--- Start Input records ---

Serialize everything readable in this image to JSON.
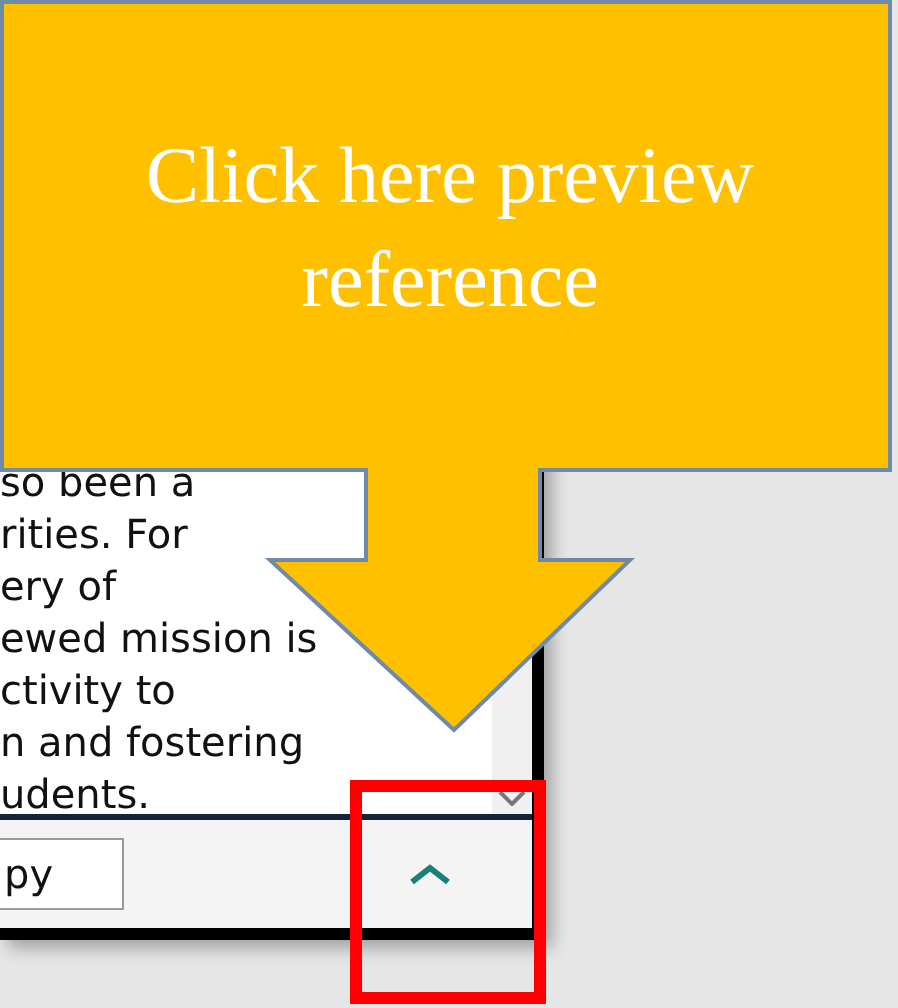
{
  "text_panel": {
    "lines": [
      "so been a",
      "rities. For",
      "ery of",
      "ewed mission is",
      "ctivity to",
      "n and fostering",
      "udents."
    ]
  },
  "footer": {
    "button": "py"
  },
  "callout": {
    "text": "Click here preview reference"
  }
}
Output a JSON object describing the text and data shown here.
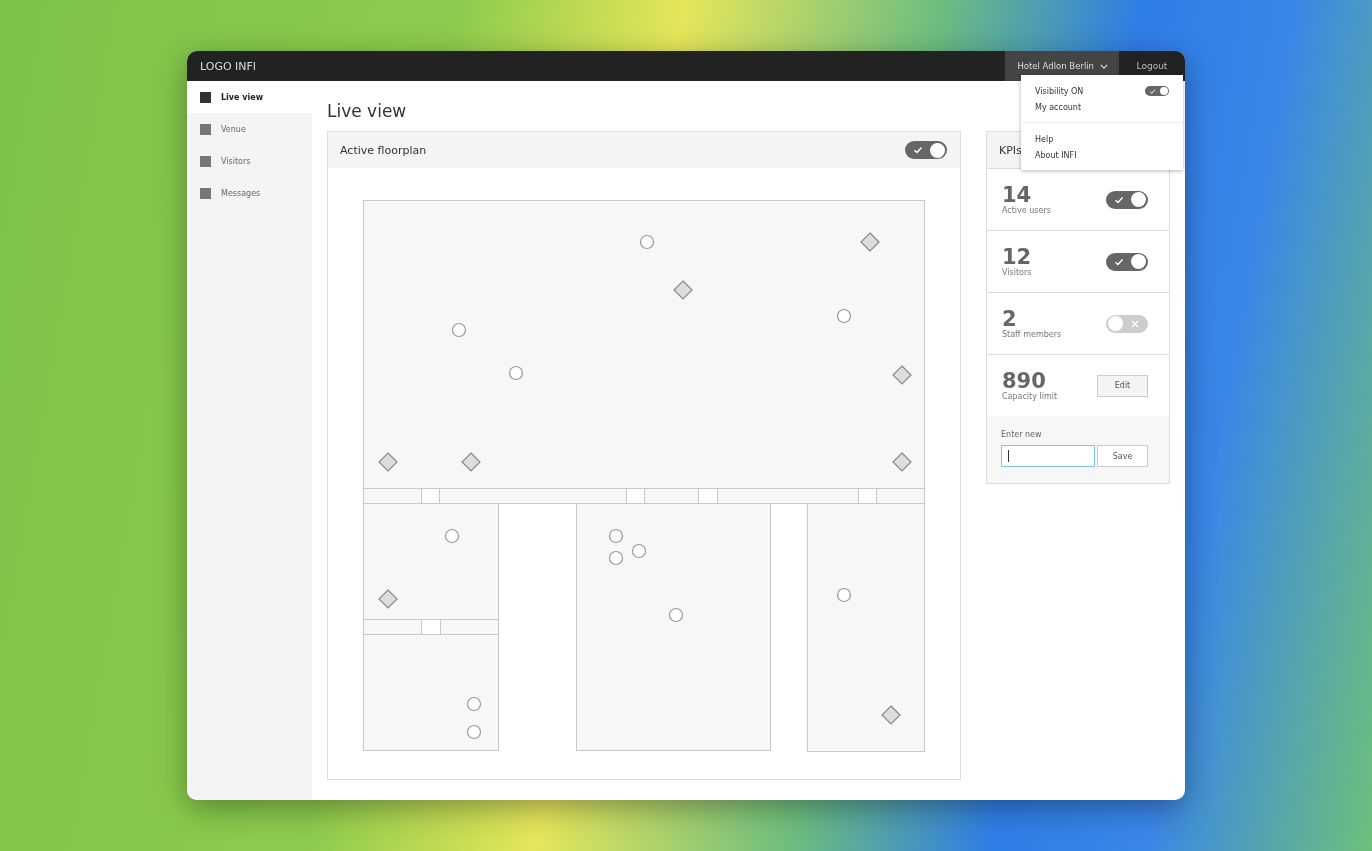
{
  "header": {
    "logo": "LOGO INFI",
    "venue": "Hotel Adlon Berlin",
    "logout": "Logout"
  },
  "dropdown": {
    "groups": [
      [
        {
          "kind": "toggle",
          "label": "Visibility ON",
          "on": true
        },
        {
          "kind": "link",
          "label": "My account"
        }
      ],
      [
        {
          "kind": "link",
          "label": "Help"
        },
        {
          "kind": "link",
          "label": "About INFI"
        }
      ]
    ]
  },
  "sidebar": {
    "items": [
      {
        "label": "Live view",
        "selected": true
      },
      {
        "label": "Venue",
        "selected": false
      },
      {
        "label": "Visitors",
        "selected": false
      },
      {
        "label": "Messages",
        "selected": false
      }
    ]
  },
  "page_title": "Live view",
  "floorplan_panel": {
    "title": "Active floorplan",
    "on": true
  },
  "kpis": {
    "title": "KPIs",
    "items": [
      {
        "kind": "toggle",
        "value": "14",
        "label": "Active users",
        "on": true
      },
      {
        "kind": "toggle",
        "value": "12",
        "label": "Visitors",
        "on": true
      },
      {
        "kind": "toggle",
        "value": "2",
        "label": "Staff members",
        "on": false
      },
      {
        "kind": "edit",
        "value": "890",
        "label": "Capacity limit",
        "button": "Edit"
      }
    ],
    "form": {
      "label": "Enter new",
      "focused": true,
      "button": "Save"
    }
  }
}
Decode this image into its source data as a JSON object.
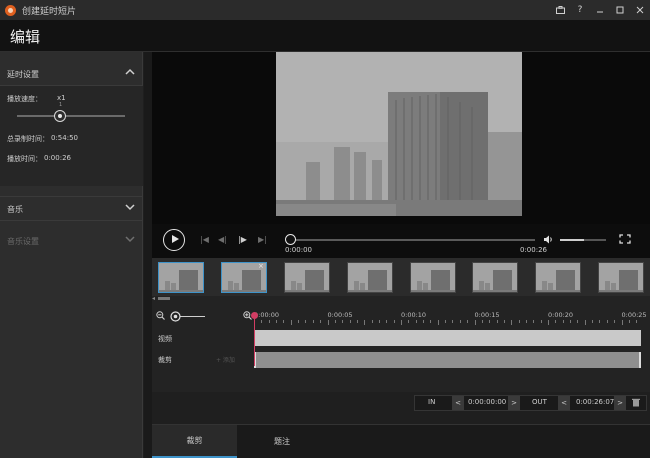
{
  "window": {
    "title": "创建延时短片",
    "controls": [
      "toolbox-icon",
      "help-icon",
      "minimize-icon",
      "maximize-icon",
      "close-icon"
    ],
    "help_label": "?"
  },
  "header": {
    "title": "编辑"
  },
  "sidebar": {
    "timelapse": {
      "title": "延时设置",
      "speed_label": "播放速度：",
      "speed_value": "x1",
      "slider_tick": "1",
      "speed_level": 0.4,
      "total_label": "总录制时间：",
      "total_value": "0:54:50",
      "play_label": "播放时间：",
      "play_value": "0:00:26"
    },
    "music": {
      "title": "音乐"
    },
    "music_settings": {
      "title": "音乐设置",
      "enabled": false
    }
  },
  "player": {
    "current_time": "0:00:00",
    "end_time": "0:00:26",
    "position": 0.0,
    "volume": 0.52
  },
  "thumbnails": {
    "count": 8,
    "selected": [
      0,
      1
    ],
    "close_label": "×"
  },
  "timeline": {
    "ruler_labels": [
      "0:00:00",
      "0:00:05",
      "0:00:10",
      "0:00:15",
      "0:00:20",
      "0:00:25"
    ],
    "tracks": {
      "video": "视频",
      "clip": "裁剪"
    },
    "clip_inline": "+ 添加"
  },
  "inout": {
    "in_label": "IN",
    "in_time": "0:00:00:00",
    "out_label": "OUT",
    "out_time": "0:00:26:07"
  },
  "tabs": [
    {
      "label": "裁剪",
      "active": true
    },
    {
      "label": "题注",
      "active": false
    }
  ],
  "colors": {
    "accent": "#3e93c9",
    "playhead": "#d23d63",
    "app_icon": "#e0601f"
  }
}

--- End Input records ---

What you should do ::
Search the entries for the word "Live" and pick out every line that holds it.

Output for this exercise ::
        "label": "Live view",
  "page_title": "Live view",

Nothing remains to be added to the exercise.